## Problem requirements
Copy out every line exactly, passing over the pictures.

## Stored data
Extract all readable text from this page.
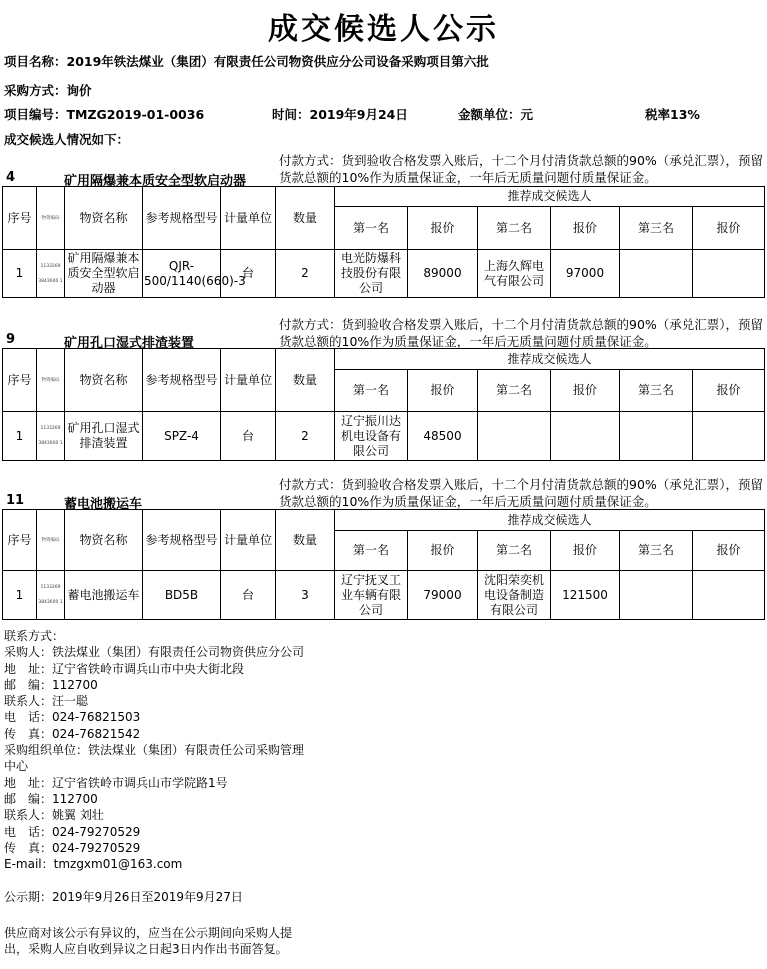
成交候选人公示
项目名称：2019年铁法煤业（集团）有限责任公司物资供应分公司设备采购项目第六批
采购方式：询价
项目编号：TMZG2019-01-0036	时间：2019年9月24日	金额单位：元	税率13%
成交候选人情况如下：
付款方式：货到验收合格发票入账后，十二个月付清货款总额的90%（承兑汇票），预留货款总额的10%作为质量保证金，一年后无质量问题付质量保证金。
4	矿用隔爆兼本质安全型软启动器
序号	物资编码	物资名称	参考规格型号	计量单位	数量	推荐成交候选人					
						第一名	报价	第二名	报价	第三名	报价
1	1133269 3843600 1	矿用隔爆兼本质安全型软启动器	QJR-500/1140(660)-3	台	2	电光防爆科技股份有限公司	89000	上海久辉电气有限公司	97000		
付款方式：货到验收合格发票入账后，十二个月付清货款总额的90%（承兑汇票），预留货款总额的10%作为质量保证金，一年后无质量问题付质量保证金。
9	矿用孔口湿式排渣装置
序号	物资编码	物资名称	参考规格型号	计量单位	数量	推荐成交候选人					
						第一名	报价	第二名	报价	第三名	报价
1	1133269 3843600 1	矿用孔口湿式排渣装置	SPZ-4	台	2	辽宁振川达机电设备有限公司	48500				
付款方式：货到验收合格发票入账后，十二个月付清货款总额的90%（承兑汇票），预留货款总额的10%作为质量保证金，一年后无质量问题付质量保证金。
11	蓄电池搬运车
序号	物资编码	物资名称	参考规格型号	计量单位	数量	推荐成交候选人					
						第一名	报价	第二名	报价	第三名	报价
1	1133269 3843600 1	蓄电池搬运车	BD5B	台	3	辽宁抚叉工业车辆有限公司	79000	沈阳荣奕机电设备制造有限公司	121500		
联系方式：
采购人：铁法煤业（集团）有限责任公司物资供应分公司
地　址：辽宁省铁岭市调兵山市中央大街北段
邮　编：112700
联系人：汪一聪
电　话：024-76821503
传　真：024-76821542
采购组织单位：铁法煤业（集团）有限责任公司采购管理
中心
地　址：辽宁省铁岭市调兵山市学院路1号
邮　编：112700
联系人：姚翼 刘壮
电　话：024-79270529
传　真：024-79270529
E-mail：tmzgxm01@163.com
公示期：2019年9月26日至2019年9月27日
供应商对该公示有异议的，应当在公示期间向采购人提
出，采购人应自收到异议之日起3日内作出书面答复。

## Expected answer
Extract all readable text from this page.
成交候选人公示
项目名称：2019年铁法煤业（集团）有限责任公司物资供应分公司设备采购项目第六批
采购方式：询价
项目编号：TMZG2019-01-0036	时间：2019年9月24日	金额单位：元	税率13%
成交候选人情况如下：
付款方式：货到验收合格发票入账后，十二个月付清货款总额的90%（承兑汇票），预留货款总额的10%作为质量保证金，一年后无质量问题付质量保证金。
4	矿用隔爆兼本质安全型软启动器
序号	物资编码	物资名称	参考规格型号	计量单位	数量	推荐成交候选人					
						第一名	报价	第二名	报价	第三名	报价
1	1133269 3843600 1	矿用隔爆兼本质安全型软启动器	QJR-500/1140(660)-3	台	2	电光防爆科技股份有限公司	89000	上海久辉电气有限公司	97000		
付款方式：货到验收合格发票入账后，十二个月付清货款总额的90%（承兑汇票），预留货款总额的10%作为质量保证金，一年后无质量问题付质量保证金。
9	矿用孔口湿式排渣装置
序号	物资编码	物资名称	参考规格型号	计量单位	数量	推荐成交候选人					
						第一名	报价	第二名	报价	第三名	报价
1	1133269 3843600 1	矿用孔口湿式排渣装置	SPZ-4	台	2	辽宁振川达机电设备有限公司	48500				
付款方式：货到验收合格发票入账后，十二个月付清货款总额的90%（承兑汇票），预留货款总额的10%作为质量保证金，一年后无质量问题付质量保证金。
11	蓄电池搬运车
序号	物资编码	物资名称	参考规格型号	计量单位	数量	推荐成交候选人					
						第一名	报价	第二名	报价	第三名	报价
1	1133269 3843600 1	蓄电池搬运车	BD5B	台	3	辽宁抚叉工业车辆有限公司	79000	沈阳荣奕机电设备制造有限公司	121500		
联系方式：
采购人：铁法煤业（集团）有限责任公司物资供应分公司
地　址：辽宁省铁岭市调兵山市中央大街北段
邮　编：112700
联系人：汪一聪
电　话：024-76821503
传　真：024-76821542
采购组织单位：铁法煤业（集团）有限责任公司采购管理
中心
地　址：辽宁省铁岭市调兵山市学院路1号
邮　编：112700
联系人：姚翼 刘壮
电　话：024-79270529
传　真：024-79270529
E-mail：tmzgxm01@163.com
公示期：2019年9月26日至2019年9月27日
供应商对该公示有异议的，应当在公示期间向采购人提
出，采购人应自收到异议之日起3日内作出书面答复。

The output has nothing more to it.